═══ INPUT DATA
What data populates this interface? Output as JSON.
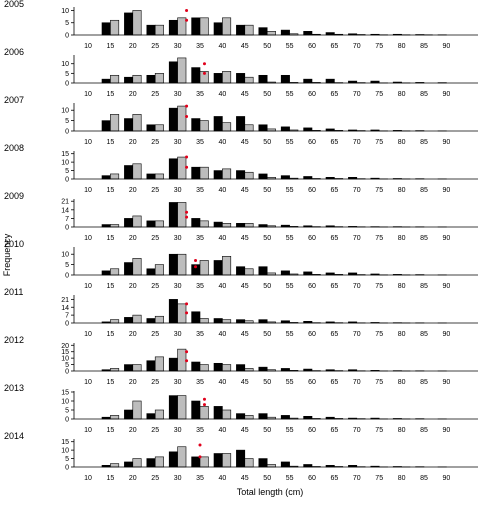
{
  "chart_data": {
    "type": "bar",
    "xlabel": "Total length (cm)",
    "ylabel": "Frequency",
    "categories": [
      "10",
      "15",
      "20",
      "25",
      "30",
      "35",
      "40",
      "45",
      "50",
      "55",
      "60",
      "65",
      "70",
      "75",
      "80",
      "85",
      "90"
    ],
    "colors": {
      "series_a": "#000000",
      "series_b": "#bdbdbd",
      "marker": "#e0001b"
    },
    "panels": [
      {
        "year": "2005",
        "ylim": [
          0,
          11
        ],
        "yticks": [
          0,
          5,
          10
        ],
        "series": [
          {
            "values": [
              0,
              5,
              9,
              4,
              6,
              7,
              5,
              4,
              3,
              2,
              1.5,
              1,
              0.5,
              0.3,
              0.3,
              0.2,
              0.1
            ]
          },
          {
            "values": [
              0,
              6,
              10,
              4,
              7,
              7,
              7,
              4,
              1.5,
              0.5,
              0.3,
              0.3,
              0.2,
              0.1,
              0.1,
              0.1,
              0
            ]
          }
        ],
        "markers": [
          {
            "x": 32,
            "y": 10
          },
          {
            "x": 32,
            "y": 6
          }
        ]
      },
      {
        "year": "2006",
        "ylim": [
          0,
          14
        ],
        "yticks": [
          0,
          5,
          10
        ],
        "series": [
          {
            "values": [
              0,
              2,
              3,
              4,
              11,
              8,
              5,
              5,
              4,
              4,
              2,
              2,
              1,
              1,
              0.5,
              0.3,
              0.2
            ]
          },
          {
            "values": [
              0,
              4,
              4,
              5,
              13,
              6,
              6,
              3,
              0.5,
              0.3,
              0.3,
              0.2,
              0.2,
              0.1,
              0.1,
              0,
              0
            ]
          }
        ],
        "markers": [
          {
            "x": 36,
            "y": 10
          },
          {
            "x": 36,
            "y": 5
          }
        ]
      },
      {
        "year": "2007",
        "ylim": [
          0,
          13
        ],
        "yticks": [
          0,
          5,
          10
        ],
        "series": [
          {
            "values": [
              0,
              5,
              6,
              3,
              11,
              6,
              7,
              7,
              3,
              2,
              1.5,
              1,
              0.5,
              0.5,
              0.3,
              0.2,
              0.1
            ]
          },
          {
            "values": [
              0,
              8,
              8,
              3,
              12,
              5,
              4,
              3,
              1,
              0.5,
              0.3,
              0.3,
              0.2,
              0.1,
              0.1,
              0,
              0
            ]
          }
        ],
        "markers": [
          {
            "x": 32,
            "y": 12
          },
          {
            "x": 32,
            "y": 7
          }
        ]
      },
      {
        "year": "2008",
        "ylim": [
          0,
          16
        ],
        "yticks": [
          0,
          5,
          10,
          15
        ],
        "series": [
          {
            "values": [
              0,
              2,
              8,
              3,
              12,
              7,
              5,
              5,
              3,
              2,
              1.5,
              1,
              1,
              0.5,
              0.3,
              0.2,
              0.1
            ]
          },
          {
            "values": [
              0,
              3,
              9,
              3,
              13,
              7,
              6,
              4,
              1,
              0.5,
              0.3,
              0.3,
              0.2,
              0.1,
              0.1,
              0,
              0
            ]
          }
        ],
        "markers": [
          {
            "x": 32,
            "y": 13
          },
          {
            "x": 32,
            "y": 7
          }
        ]
      },
      {
        "year": "2009",
        "ylim": [
          0,
          22
        ],
        "yticks": [
          0,
          7,
          14,
          21
        ],
        "series": [
          {
            "values": [
              0,
              2,
              7,
              5,
              20,
              7,
              4,
              3,
              2,
              1.5,
              1,
              1,
              0.5,
              0.3,
              0.3,
              0.2,
              0.1
            ]
          },
          {
            "values": [
              0,
              2,
              9,
              5,
              20,
              5,
              3,
              3,
              1,
              0.5,
              0.3,
              0.3,
              0.2,
              0.1,
              0.1,
              0,
              0
            ]
          }
        ],
        "markers": [
          {
            "x": 32,
            "y": 12
          },
          {
            "x": 32,
            "y": 8
          }
        ]
      },
      {
        "year": "2010",
        "ylim": [
          0,
          13
        ],
        "yticks": [
          0,
          5,
          10
        ],
        "series": [
          {
            "values": [
              0,
              2,
              6,
              3,
              10,
              5,
              7,
              4,
              4,
              2,
              1.5,
              1,
              1,
              0.5,
              0.3,
              0.2,
              0.1
            ]
          },
          {
            "values": [
              0,
              3,
              8,
              5,
              10,
              7,
              9,
              3,
              1,
              0.5,
              0.3,
              0.3,
              0.2,
              0.1,
              0.1,
              0,
              0
            ]
          }
        ],
        "markers": [
          {
            "x": 34,
            "y": 7
          },
          {
            "x": 34,
            "y": 4
          }
        ]
      },
      {
        "year": "2011",
        "ylim": [
          0,
          24
        ],
        "yticks": [
          0,
          7,
          14,
          21
        ],
        "series": [
          {
            "values": [
              0,
              1,
              5,
              4,
              21,
              10,
              4,
              3,
              3,
              2,
              1.5,
              1,
              1,
              0.5,
              0.3,
              0.2,
              0.1
            ]
          },
          {
            "values": [
              0,
              3,
              7,
              6,
              17,
              4,
              3,
              2,
              1,
              0.5,
              0.3,
              0.3,
              0.2,
              0.1,
              0.1,
              0,
              0
            ]
          }
        ],
        "markers": [
          {
            "x": 32,
            "y": 17
          },
          {
            "x": 32,
            "y": 9
          }
        ]
      },
      {
        "year": "2012",
        "ylim": [
          0,
          21
        ],
        "yticks": [
          0,
          5,
          10,
          15,
          20
        ],
        "series": [
          {
            "values": [
              0,
              1,
              5,
              8,
              10,
              7,
              6,
              5,
              3,
              2,
              1.5,
              1,
              1,
              0.5,
              0.3,
              0.2,
              0.1
            ]
          },
          {
            "values": [
              0,
              2,
              5,
              11,
              17,
              5,
              5,
              2,
              1,
              0.5,
              0.3,
              0.3,
              0.2,
              0.1,
              0.1,
              0,
              0
            ]
          }
        ],
        "markers": [
          {
            "x": 32,
            "y": 15
          },
          {
            "x": 32,
            "y": 8
          }
        ]
      },
      {
        "year": "2013",
        "ylim": [
          0,
          15
        ],
        "yticks": [
          0,
          5,
          10,
          15
        ],
        "series": [
          {
            "values": [
              0,
              1,
              5,
              3,
              13,
              10,
              7,
              3,
              3,
              2,
              1.5,
              1,
              0.5,
              0.5,
              0.3,
              0.2,
              0.1
            ]
          },
          {
            "values": [
              0,
              2,
              10,
              5,
              13,
              7,
              5,
              2,
              1,
              0.5,
              0.3,
              0.3,
              0.2,
              0.1,
              0.1,
              0,
              0
            ]
          }
        ],
        "markers": [
          {
            "x": 36,
            "y": 11
          },
          {
            "x": 36,
            "y": 8
          }
        ]
      },
      {
        "year": "2014",
        "ylim": [
          0,
          16
        ],
        "yticks": [
          0,
          5,
          10,
          15
        ],
        "series": [
          {
            "values": [
              0,
              1,
              3,
              5,
              9,
              6,
              8,
              10,
              5,
              3,
              1.5,
              1,
              1,
              0.5,
              0.3,
              0.2,
              0.1
            ]
          },
          {
            "values": [
              0,
              2,
              5,
              6,
              12,
              6,
              8,
              5,
              1.5,
              0.5,
              0.3,
              0.3,
              0.2,
              0.1,
              0.1,
              0,
              0
            ]
          }
        ],
        "markers": [
          {
            "x": 35,
            "y": 13
          },
          {
            "x": 35,
            "y": 6
          }
        ]
      }
    ]
  }
}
══════
- TASK PROMPT -
Copy every record above exactly, leaving out the pictures.

- EXERCISE ANSWER -
What data populates this interface? Output as JSON.
{
  "chart_data": {
    "type": "bar",
    "xlabel": "Total length (cm)",
    "ylabel": "Frequency",
    "categories": [
      "10",
      "15",
      "20",
      "25",
      "30",
      "35",
      "40",
      "45",
      "50",
      "55",
      "60",
      "65",
      "70",
      "75",
      "80",
      "85",
      "90"
    ],
    "colors": {
      "series_a": "#000000",
      "series_b": "#bdbdbd",
      "marker": "#e0001b"
    },
    "panels": [
      {
        "year": "2005",
        "ylim": [
          0,
          11
        ],
        "yticks": [
          0,
          5,
          10
        ],
        "series": [
          {
            "values": [
              0,
              5,
              9,
              4,
              6,
              7,
              5,
              4,
              3,
              2,
              1.5,
              1,
              0.5,
              0.3,
              0.3,
              0.2,
              0.1
            ]
          },
          {
            "values": [
              0,
              6,
              10,
              4,
              7,
              7,
              7,
              4,
              1.5,
              0.5,
              0.3,
              0.3,
              0.2,
              0.1,
              0.1,
              0.1,
              0
            ]
          }
        ],
        "markers": [
          {
            "x": 32,
            "y": 10
          },
          {
            "x": 32,
            "y": 6
          }
        ]
      },
      {
        "year": "2006",
        "ylim": [
          0,
          14
        ],
        "yticks": [
          0,
          5,
          10
        ],
        "series": [
          {
            "values": [
              0,
              2,
              3,
              4,
              11,
              8,
              5,
              5,
              4,
              4,
              2,
              2,
              1,
              1,
              0.5,
              0.3,
              0.2
            ]
          },
          {
            "values": [
              0,
              4,
              4,
              5,
              13,
              6,
              6,
              3,
              0.5,
              0.3,
              0.3,
              0.2,
              0.2,
              0.1,
              0.1,
              0,
              0
            ]
          }
        ],
        "markers": [
          {
            "x": 36,
            "y": 10
          },
          {
            "x": 36,
            "y": 5
          }
        ]
      },
      {
        "year": "2007",
        "ylim": [
          0,
          13
        ],
        "yticks": [
          0,
          5,
          10
        ],
        "series": [
          {
            "values": [
              0,
              5,
              6,
              3,
              11,
              6,
              7,
              7,
              3,
              2,
              1.5,
              1,
              0.5,
              0.5,
              0.3,
              0.2,
              0.1
            ]
          },
          {
            "values": [
              0,
              8,
              8,
              3,
              12,
              5,
              4,
              3,
              1,
              0.5,
              0.3,
              0.3,
              0.2,
              0.1,
              0.1,
              0,
              0
            ]
          }
        ],
        "markers": [
          {
            "x": 32,
            "y": 12
          },
          {
            "x": 32,
            "y": 7
          }
        ]
      },
      {
        "year": "2008",
        "ylim": [
          0,
          16
        ],
        "yticks": [
          0,
          5,
          10,
          15
        ],
        "series": [
          {
            "values": [
              0,
              2,
              8,
              3,
              12,
              7,
              5,
              5,
              3,
              2,
              1.5,
              1,
              1,
              0.5,
              0.3,
              0.2,
              0.1
            ]
          },
          {
            "values": [
              0,
              3,
              9,
              3,
              13,
              7,
              6,
              4,
              1,
              0.5,
              0.3,
              0.3,
              0.2,
              0.1,
              0.1,
              0,
              0
            ]
          }
        ],
        "markers": [
          {
            "x": 32,
            "y": 13
          },
          {
            "x": 32,
            "y": 7
          }
        ]
      },
      {
        "year": "2009",
        "ylim": [
          0,
          22
        ],
        "yticks": [
          0,
          7,
          14,
          21
        ],
        "series": [
          {
            "values": [
              0,
              2,
              7,
              5,
              20,
              7,
              4,
              3,
              2,
              1.5,
              1,
              1,
              0.5,
              0.3,
              0.3,
              0.2,
              0.1
            ]
          },
          {
            "values": [
              0,
              2,
              9,
              5,
              20,
              5,
              3,
              3,
              1,
              0.5,
              0.3,
              0.3,
              0.2,
              0.1,
              0.1,
              0,
              0
            ]
          }
        ],
        "markers": [
          {
            "x": 32,
            "y": 12
          },
          {
            "x": 32,
            "y": 8
          }
        ]
      },
      {
        "year": "2010",
        "ylim": [
          0,
          13
        ],
        "yticks": [
          0,
          5,
          10
        ],
        "series": [
          {
            "values": [
              0,
              2,
              6,
              3,
              10,
              5,
              7,
              4,
              4,
              2,
              1.5,
              1,
              1,
              0.5,
              0.3,
              0.2,
              0.1
            ]
          },
          {
            "values": [
              0,
              3,
              8,
              5,
              10,
              7,
              9,
              3,
              1,
              0.5,
              0.3,
              0.3,
              0.2,
              0.1,
              0.1,
              0,
              0
            ]
          }
        ],
        "markers": [
          {
            "x": 34,
            "y": 7
          },
          {
            "x": 34,
            "y": 4
          }
        ]
      },
      {
        "year": "2011",
        "ylim": [
          0,
          24
        ],
        "yticks": [
          0,
          7,
          14,
          21
        ],
        "series": [
          {
            "values": [
              0,
              1,
              5,
              4,
              21,
              10,
              4,
              3,
              3,
              2,
              1.5,
              1,
              1,
              0.5,
              0.3,
              0.2,
              0.1
            ]
          },
          {
            "values": [
              0,
              3,
              7,
              6,
              17,
              4,
              3,
              2,
              1,
              0.5,
              0.3,
              0.3,
              0.2,
              0.1,
              0.1,
              0,
              0
            ]
          }
        ],
        "markers": [
          {
            "x": 32,
            "y": 17
          },
          {
            "x": 32,
            "y": 9
          }
        ]
      },
      {
        "year": "2012",
        "ylim": [
          0,
          21
        ],
        "yticks": [
          0,
          5,
          10,
          15,
          20
        ],
        "series": [
          {
            "values": [
              0,
              1,
              5,
              8,
              10,
              7,
              6,
              5,
              3,
              2,
              1.5,
              1,
              1,
              0.5,
              0.3,
              0.2,
              0.1
            ]
          },
          {
            "values": [
              0,
              2,
              5,
              11,
              17,
              5,
              5,
              2,
              1,
              0.5,
              0.3,
              0.3,
              0.2,
              0.1,
              0.1,
              0,
              0
            ]
          }
        ],
        "markers": [
          {
            "x": 32,
            "y": 15
          },
          {
            "x": 32,
            "y": 8
          }
        ]
      },
      {
        "year": "2013",
        "ylim": [
          0,
          15
        ],
        "yticks": [
          0,
          5,
          10,
          15
        ],
        "series": [
          {
            "values": [
              0,
              1,
              5,
              3,
              13,
              10,
              7,
              3,
              3,
              2,
              1.5,
              1,
              0.5,
              0.5,
              0.3,
              0.2,
              0.1
            ]
          },
          {
            "values": [
              0,
              2,
              10,
              5,
              13,
              7,
              5,
              2,
              1,
              0.5,
              0.3,
              0.3,
              0.2,
              0.1,
              0.1,
              0,
              0
            ]
          }
        ],
        "markers": [
          {
            "x": 36,
            "y": 11
          },
          {
            "x": 36,
            "y": 8
          }
        ]
      },
      {
        "year": "2014",
        "ylim": [
          0,
          16
        ],
        "yticks": [
          0,
          5,
          10,
          15
        ],
        "series": [
          {
            "values": [
              0,
              1,
              3,
              5,
              9,
              6,
              8,
              10,
              5,
              3,
              1.5,
              1,
              1,
              0.5,
              0.3,
              0.2,
              0.1
            ]
          },
          {
            "values": [
              0,
              2,
              5,
              6,
              12,
              6,
              8,
              5,
              1.5,
              0.5,
              0.3,
              0.3,
              0.2,
              0.1,
              0.1,
              0,
              0
            ]
          }
        ],
        "markers": [
          {
            "x": 35,
            "y": 13
          },
          {
            "x": 35,
            "y": 6
          }
        ]
      }
    ]
  }
}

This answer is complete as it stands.